§ Using the information
1. Write out the passage on work-from-home boundaries from "Because if you’re" up to and including "the same roof.", keeping every word unchanged.
2. Extend the passage on work-from-home boundaries, picking up right after its final sentence.

§ Source passage
Listen. We won’t even bother rhetorically asking if you often find yourself feeling overwhelmed by every ding, ping, and menacing red-number notification on your every device. We already know the answer.
Because if you’re anything like anyone else living this side of the 21st century, all of the instant-ness of our digital world is enough to drive you mad.
You need boundaries. Working from home certainly has its perks but often, it’s hard to turn work off and turn life on – like fully present ‘on’ – so here are 10 ways you can separate business from pleasure – even when it’s all under the same roof.
10 boundaries when you work from home
- Delegate. Smart – and productive – leaders adopt the ‘70 percent rule’ that says that ‘ … if the person you’d like to perform the task is able to do it at least 70 percent as well as you can, you should delegate.’ If you’re still unsure about when to delegate, ask yourself these questions.
- Prioritize. Every morning, make a list of those items that need your immediate attention. Anything that can wait, should.
- Monotask. In today’s whirling, must-have-it-yesterday society, we’ve been indoctrinated with the belief that multitasking is the only ‘-tasking’ – but more often than not, we do better when we focus on one thing at a time.
- Start Early. There’s a reason the early bird gets the worm – they’re up-and-at-’em before all the other sleepy birds – and it pays off. Most successful professionals have one thing in common: They start their day early to have time to quietly plan their day.
- Interval Work. Try organizing your workday into 15-minute segments as that’s often long enough to get something done – and short enough to find that time in your day.
PRO TIP: Schedule meetings at 15 minutes past the hour and end them on the hour. In three 15-minutes ‘chunks,’ people can often accomplish in 45 minutes for what they think they’ll need 60 minutes.
- Say No. Seriously. It’s OK. Politely decline additional tasks if you’re already overloaded with work. And if you think you can say ‘yes,’ make sure to review your list of priorities first. And if you struggle to find the words, no worries! Here’s a plug-and-play cheat sheet with countless ways to say no.
- Avoid Distractions. Resist the urge to check unrelated distraction – Hello, social media! – while you’re working. And if your fingers’ social media muscle memory is too hard to override, consider leveraging some programs like SelfControl, Freedom, StayFocusd, and Anti-Social, which block access to the sticky, slippery wormhole parts of the internet for specified periods.

§ Supplied data

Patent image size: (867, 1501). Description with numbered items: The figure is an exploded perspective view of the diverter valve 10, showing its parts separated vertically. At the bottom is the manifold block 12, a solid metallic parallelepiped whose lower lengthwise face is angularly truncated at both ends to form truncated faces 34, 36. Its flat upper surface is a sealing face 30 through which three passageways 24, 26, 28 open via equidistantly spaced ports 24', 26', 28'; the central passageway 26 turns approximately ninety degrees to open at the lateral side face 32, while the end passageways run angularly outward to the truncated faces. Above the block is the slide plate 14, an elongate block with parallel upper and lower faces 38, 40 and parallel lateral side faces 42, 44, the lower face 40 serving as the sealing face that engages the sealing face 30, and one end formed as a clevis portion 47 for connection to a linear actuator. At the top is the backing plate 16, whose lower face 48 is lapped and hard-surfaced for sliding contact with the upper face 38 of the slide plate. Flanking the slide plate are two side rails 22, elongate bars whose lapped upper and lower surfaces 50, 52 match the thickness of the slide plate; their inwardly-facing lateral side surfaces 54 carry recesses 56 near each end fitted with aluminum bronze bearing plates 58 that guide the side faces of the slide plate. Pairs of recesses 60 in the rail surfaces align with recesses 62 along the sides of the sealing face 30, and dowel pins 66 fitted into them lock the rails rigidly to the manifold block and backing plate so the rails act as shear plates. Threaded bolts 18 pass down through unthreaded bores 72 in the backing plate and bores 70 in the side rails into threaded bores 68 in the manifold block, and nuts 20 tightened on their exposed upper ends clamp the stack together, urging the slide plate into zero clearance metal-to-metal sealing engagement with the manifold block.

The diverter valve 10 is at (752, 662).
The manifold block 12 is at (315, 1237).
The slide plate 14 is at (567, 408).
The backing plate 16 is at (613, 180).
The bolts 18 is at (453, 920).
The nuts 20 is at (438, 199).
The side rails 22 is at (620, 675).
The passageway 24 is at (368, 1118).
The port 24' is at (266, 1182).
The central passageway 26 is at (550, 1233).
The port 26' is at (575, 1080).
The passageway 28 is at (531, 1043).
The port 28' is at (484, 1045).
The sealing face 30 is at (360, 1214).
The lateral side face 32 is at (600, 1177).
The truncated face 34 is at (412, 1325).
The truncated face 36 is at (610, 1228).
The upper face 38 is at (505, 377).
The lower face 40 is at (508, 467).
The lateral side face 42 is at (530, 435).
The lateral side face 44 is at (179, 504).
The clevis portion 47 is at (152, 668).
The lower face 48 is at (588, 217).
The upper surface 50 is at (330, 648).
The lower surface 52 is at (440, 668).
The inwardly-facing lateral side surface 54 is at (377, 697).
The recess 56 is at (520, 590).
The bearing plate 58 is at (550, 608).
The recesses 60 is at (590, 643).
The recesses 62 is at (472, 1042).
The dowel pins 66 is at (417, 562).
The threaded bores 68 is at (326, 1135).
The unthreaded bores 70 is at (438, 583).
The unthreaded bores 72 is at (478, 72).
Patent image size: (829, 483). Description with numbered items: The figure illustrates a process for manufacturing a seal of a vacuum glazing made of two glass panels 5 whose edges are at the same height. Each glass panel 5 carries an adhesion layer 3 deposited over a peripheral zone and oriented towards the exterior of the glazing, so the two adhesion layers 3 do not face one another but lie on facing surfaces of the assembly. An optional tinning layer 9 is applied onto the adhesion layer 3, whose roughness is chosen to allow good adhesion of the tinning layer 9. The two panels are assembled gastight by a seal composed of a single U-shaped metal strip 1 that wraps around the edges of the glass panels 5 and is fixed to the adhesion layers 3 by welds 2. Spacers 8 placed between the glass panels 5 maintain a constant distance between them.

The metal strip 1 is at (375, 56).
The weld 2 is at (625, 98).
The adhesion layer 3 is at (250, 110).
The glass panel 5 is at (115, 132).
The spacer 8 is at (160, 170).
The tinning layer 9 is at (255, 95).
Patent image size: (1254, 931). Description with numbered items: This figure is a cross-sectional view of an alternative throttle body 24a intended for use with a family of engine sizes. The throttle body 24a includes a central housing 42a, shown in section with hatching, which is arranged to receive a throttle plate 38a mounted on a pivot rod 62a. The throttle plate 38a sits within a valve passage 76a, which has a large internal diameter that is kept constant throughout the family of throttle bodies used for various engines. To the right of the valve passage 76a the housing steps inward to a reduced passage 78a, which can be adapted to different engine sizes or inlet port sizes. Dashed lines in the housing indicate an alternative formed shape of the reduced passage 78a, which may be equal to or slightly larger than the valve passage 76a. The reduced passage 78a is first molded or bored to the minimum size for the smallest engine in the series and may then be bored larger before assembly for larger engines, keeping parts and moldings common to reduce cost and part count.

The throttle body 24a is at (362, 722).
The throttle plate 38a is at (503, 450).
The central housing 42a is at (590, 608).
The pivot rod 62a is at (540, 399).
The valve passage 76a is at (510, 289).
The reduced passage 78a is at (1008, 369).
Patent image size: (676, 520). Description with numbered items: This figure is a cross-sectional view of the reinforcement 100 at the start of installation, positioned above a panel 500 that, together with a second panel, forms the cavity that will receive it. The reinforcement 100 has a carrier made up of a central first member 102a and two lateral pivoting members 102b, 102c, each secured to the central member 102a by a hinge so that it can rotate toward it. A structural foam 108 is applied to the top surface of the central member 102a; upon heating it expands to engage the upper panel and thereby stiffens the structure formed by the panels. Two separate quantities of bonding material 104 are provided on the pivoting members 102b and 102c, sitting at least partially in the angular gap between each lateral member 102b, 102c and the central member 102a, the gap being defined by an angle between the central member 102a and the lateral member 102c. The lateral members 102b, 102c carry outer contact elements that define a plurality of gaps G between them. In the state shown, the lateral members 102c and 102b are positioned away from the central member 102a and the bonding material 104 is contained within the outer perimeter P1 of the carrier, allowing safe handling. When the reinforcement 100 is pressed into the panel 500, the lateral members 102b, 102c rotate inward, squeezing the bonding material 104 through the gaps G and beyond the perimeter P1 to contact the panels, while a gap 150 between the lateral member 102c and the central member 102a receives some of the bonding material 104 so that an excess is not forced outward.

§ Answers for each item
1.
Because if you’re anything like anyone else living this side of the 21st century, all of the instant-ness of our digital world is enough to drive you mad.
You need boundaries. Working from home certainly has its perks but often, it’s hard to turn work off and turn life on – like fully present ‘on’ – so here are 10 ways you can separate business from pleasure – even when it’s all under the same roof.

2.
PRO TIP: Work on just one screen at a time. If you’re on your computer, keep tablets, phones, smartwatches, carrier pigeons and all other tempting distractions out of reach.
- Know When You’re Done. Just as you instinctively know when to stop eating, continuing to work on something when your brain is clearly circling the drain is a significant time-waster. Often, you can actually complete the task faster by taking a break and allowing your brain to switch gears for a bit.
- Recognize ‘Bonus Time.’ Rather than be frustrated to learn that your flight’s been delayed or an appointment is running late, learn to shift your perspective and view these ‘inconveniences’ as opportunities to tackle smaller, lower-priority tasks that have been nagging you, like responding to an email or returning a call.
- Give Yourself Grace. We will all occasionally be distracted by something shiny; we are, after all, human. Accept that you will make mistakes, become distracted or have an overall unproductive day – and accept that it’s really OK. Mistakes are proof that, at the very least, we’re trying. So recommit to getting back on track tomorrow with a clean slate. It happens.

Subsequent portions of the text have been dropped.